→ EXERCISE BRIEF: Omit the pictures, then reproduce every remaining record exactly.

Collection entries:
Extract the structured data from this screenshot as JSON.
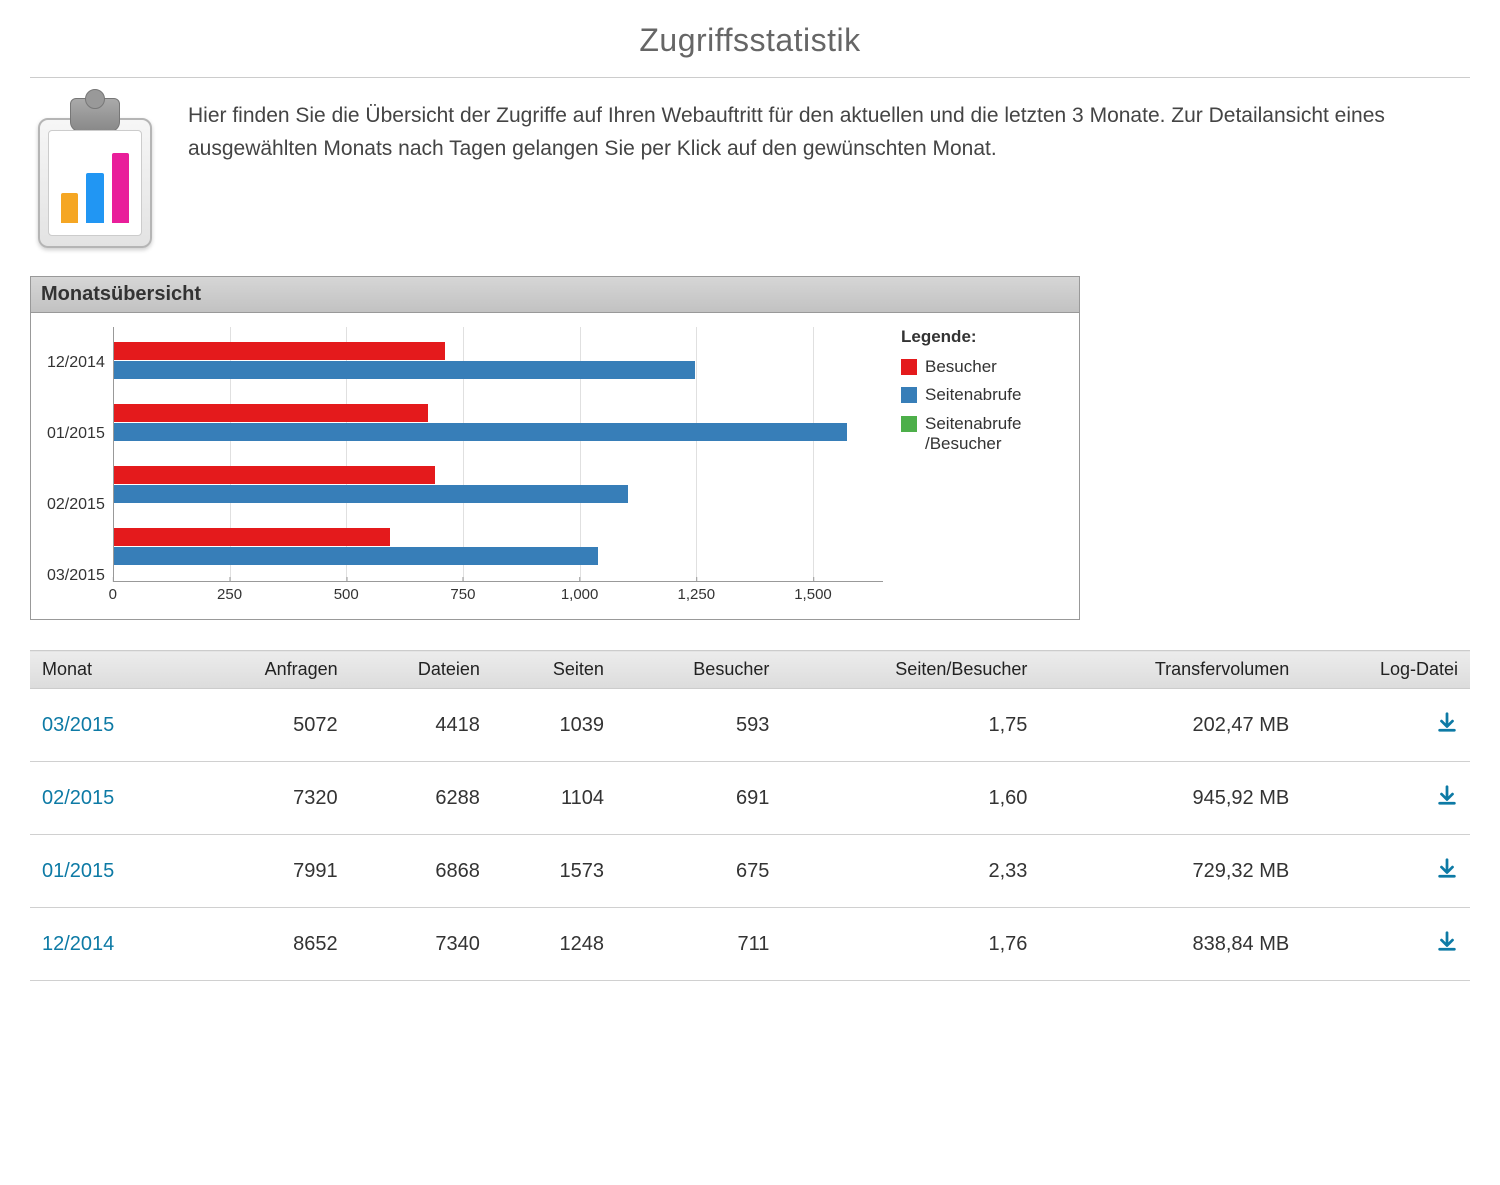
{
  "page": {
    "title": "Zugriffsstatistik",
    "intro": "Hier finden Sie die Übersicht der Zugriffe auf Ihren Webauftritt für den aktuellen und die letzten 3 Monate. Zur Detailansicht eines ausgewählten Monats nach Tagen gelangen Sie per Klick auf den gewünschten Monat."
  },
  "chart": {
    "title": "Monatsübersicht",
    "type": "grouped-horizontal-bar",
    "legend_title": "Legende:",
    "series": [
      {
        "key": "besucher",
        "label": "Besucher",
        "color": "#e41a1c"
      },
      {
        "key": "seitenabrufe",
        "label": "Seitenabrufe",
        "color": "#377eb8"
      },
      {
        "key": "ratio",
        "label": "Seitenabrufe /Besucher",
        "color": "#4daf4a"
      }
    ],
    "x_ticks": [
      0,
      250,
      500,
      750,
      1000,
      1250,
      1500
    ],
    "x_tick_labels": [
      "0",
      "250",
      "500",
      "750",
      "1,000",
      "1,250",
      "1,500"
    ],
    "x_max": 1650,
    "rows": [
      {
        "label": "12/2014",
        "besucher": 711,
        "seitenabrufe": 1248,
        "ratio": 1.76
      },
      {
        "label": "01/2015",
        "besucher": 675,
        "seitenabrufe": 1573,
        "ratio": 2.33
      },
      {
        "label": "02/2015",
        "besucher": 691,
        "seitenabrufe": 1104,
        "ratio": 1.6
      },
      {
        "label": "03/2015",
        "besucher": 593,
        "seitenabrufe": 1039,
        "ratio": 1.75
      }
    ],
    "grid_color": "#e0e0e0",
    "axis_color": "#999999",
    "background": "#ffffff"
  },
  "table": {
    "columns": [
      {
        "key": "monat",
        "label": "Monat",
        "align": "left"
      },
      {
        "key": "anfragen",
        "label": "Anfragen",
        "align": "right"
      },
      {
        "key": "dateien",
        "label": "Dateien",
        "align": "right"
      },
      {
        "key": "seiten",
        "label": "Seiten",
        "align": "right"
      },
      {
        "key": "besucher",
        "label": "Besucher",
        "align": "right"
      },
      {
        "key": "seiten_pro_besucher",
        "label": "Seiten/Besucher",
        "align": "right"
      },
      {
        "key": "transfer",
        "label": "Transfervolumen",
        "align": "right"
      },
      {
        "key": "log",
        "label": "Log-Datei",
        "align": "right"
      }
    ],
    "rows": [
      {
        "monat": "03/2015",
        "anfragen": "5072",
        "dateien": "4418",
        "seiten": "1039",
        "besucher": "593",
        "seiten_pro_besucher": "1,75",
        "transfer": "202,47 MB"
      },
      {
        "monat": "02/2015",
        "anfragen": "7320",
        "dateien": "6288",
        "seiten": "1104",
        "besucher": "691",
        "seiten_pro_besucher": "1,60",
        "transfer": "945,92 MB"
      },
      {
        "monat": "01/2015",
        "anfragen": "7991",
        "dateien": "6868",
        "seiten": "1573",
        "besucher": "675",
        "seiten_pro_besucher": "2,33",
        "transfer": "729,32 MB"
      },
      {
        "monat": "12/2014",
        "anfragen": "8652",
        "dateien": "7340",
        "seiten": "1248",
        "besucher": "711",
        "seiten_pro_besucher": "1,76",
        "transfer": "838,84 MB"
      }
    ]
  },
  "colors": {
    "link": "#0d7aa5",
    "text": "#333333",
    "header_grad_top": "#ececec",
    "header_grad_bottom": "#dcdcdc"
  }
}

→ THE ANSWER:
Extract the structured data from this screenshot as JSON.
{
  "page": {
    "title": "Zugriffsstatistik",
    "intro": "Hier finden Sie die Übersicht der Zugriffe auf Ihren Webauftritt für den aktuellen und die letzten 3 Monate. Zur Detailansicht eines ausgewählten Monats nach Tagen gelangen Sie per Klick auf den gewünschten Monat."
  },
  "chart": {
    "title": "Monatsübersicht",
    "type": "grouped-horizontal-bar",
    "legend_title": "Legende:",
    "series": [
      {
        "key": "besucher",
        "label": "Besucher",
        "color": "#e41a1c"
      },
      {
        "key": "seitenabrufe",
        "label": "Seitenabrufe",
        "color": "#377eb8"
      },
      {
        "key": "ratio",
        "label": "Seitenabrufe /Besucher",
        "color": "#4daf4a"
      }
    ],
    "x_ticks": [
      0,
      250,
      500,
      750,
      1000,
      1250,
      1500
    ],
    "x_tick_labels": [
      "0",
      "250",
      "500",
      "750",
      "1,000",
      "1,250",
      "1,500"
    ],
    "x_max": 1650,
    "rows": [
      {
        "label": "12/2014",
        "besucher": 711,
        "seitenabrufe": 1248,
        "ratio": 1.76
      },
      {
        "label": "01/2015",
        "besucher": 675,
        "seitenabrufe": 1573,
        "ratio": 2.33
      },
      {
        "label": "02/2015",
        "besucher": 691,
        "seitenabrufe": 1104,
        "ratio": 1.6
      },
      {
        "label": "03/2015",
        "besucher": 593,
        "seitenabrufe": 1039,
        "ratio": 1.75
      }
    ],
    "grid_color": "#e0e0e0",
    "axis_color": "#999999",
    "background": "#ffffff"
  },
  "table": {
    "columns": [
      {
        "key": "monat",
        "label": "Monat",
        "align": "left"
      },
      {
        "key": "anfragen",
        "label": "Anfragen",
        "align": "right"
      },
      {
        "key": "dateien",
        "label": "Dateien",
        "align": "right"
      },
      {
        "key": "seiten",
        "label": "Seiten",
        "align": "right"
      },
      {
        "key": "besucher",
        "label": "Besucher",
        "align": "right"
      },
      {
        "key": "seiten_pro_besucher",
        "label": "Seiten/Besucher",
        "align": "right"
      },
      {
        "key": "transfer",
        "label": "Transfervolumen",
        "align": "right"
      },
      {
        "key": "log",
        "label": "Log-Datei",
        "align": "right"
      }
    ],
    "rows": [
      {
        "monat": "03/2015",
        "anfragen": "5072",
        "dateien": "4418",
        "seiten": "1039",
        "besucher": "593",
        "seiten_pro_besucher": "1,75",
        "transfer": "202,47 MB"
      },
      {
        "monat": "02/2015",
        "anfragen": "7320",
        "dateien": "6288",
        "seiten": "1104",
        "besucher": "691",
        "seiten_pro_besucher": "1,60",
        "transfer": "945,92 MB"
      },
      {
        "monat": "01/2015",
        "anfragen": "7991",
        "dateien": "6868",
        "seiten": "1573",
        "besucher": "675",
        "seiten_pro_besucher": "2,33",
        "transfer": "729,32 MB"
      },
      {
        "monat": "12/2014",
        "anfragen": "8652",
        "dateien": "7340",
        "seiten": "1248",
        "besucher": "711",
        "seiten_pro_besucher": "1,76",
        "transfer": "838,84 MB"
      }
    ]
  },
  "colors": {
    "link": "#0d7aa5",
    "text": "#333333",
    "header_grad_top": "#ececec",
    "header_grad_bottom": "#dcdcdc"
  }
}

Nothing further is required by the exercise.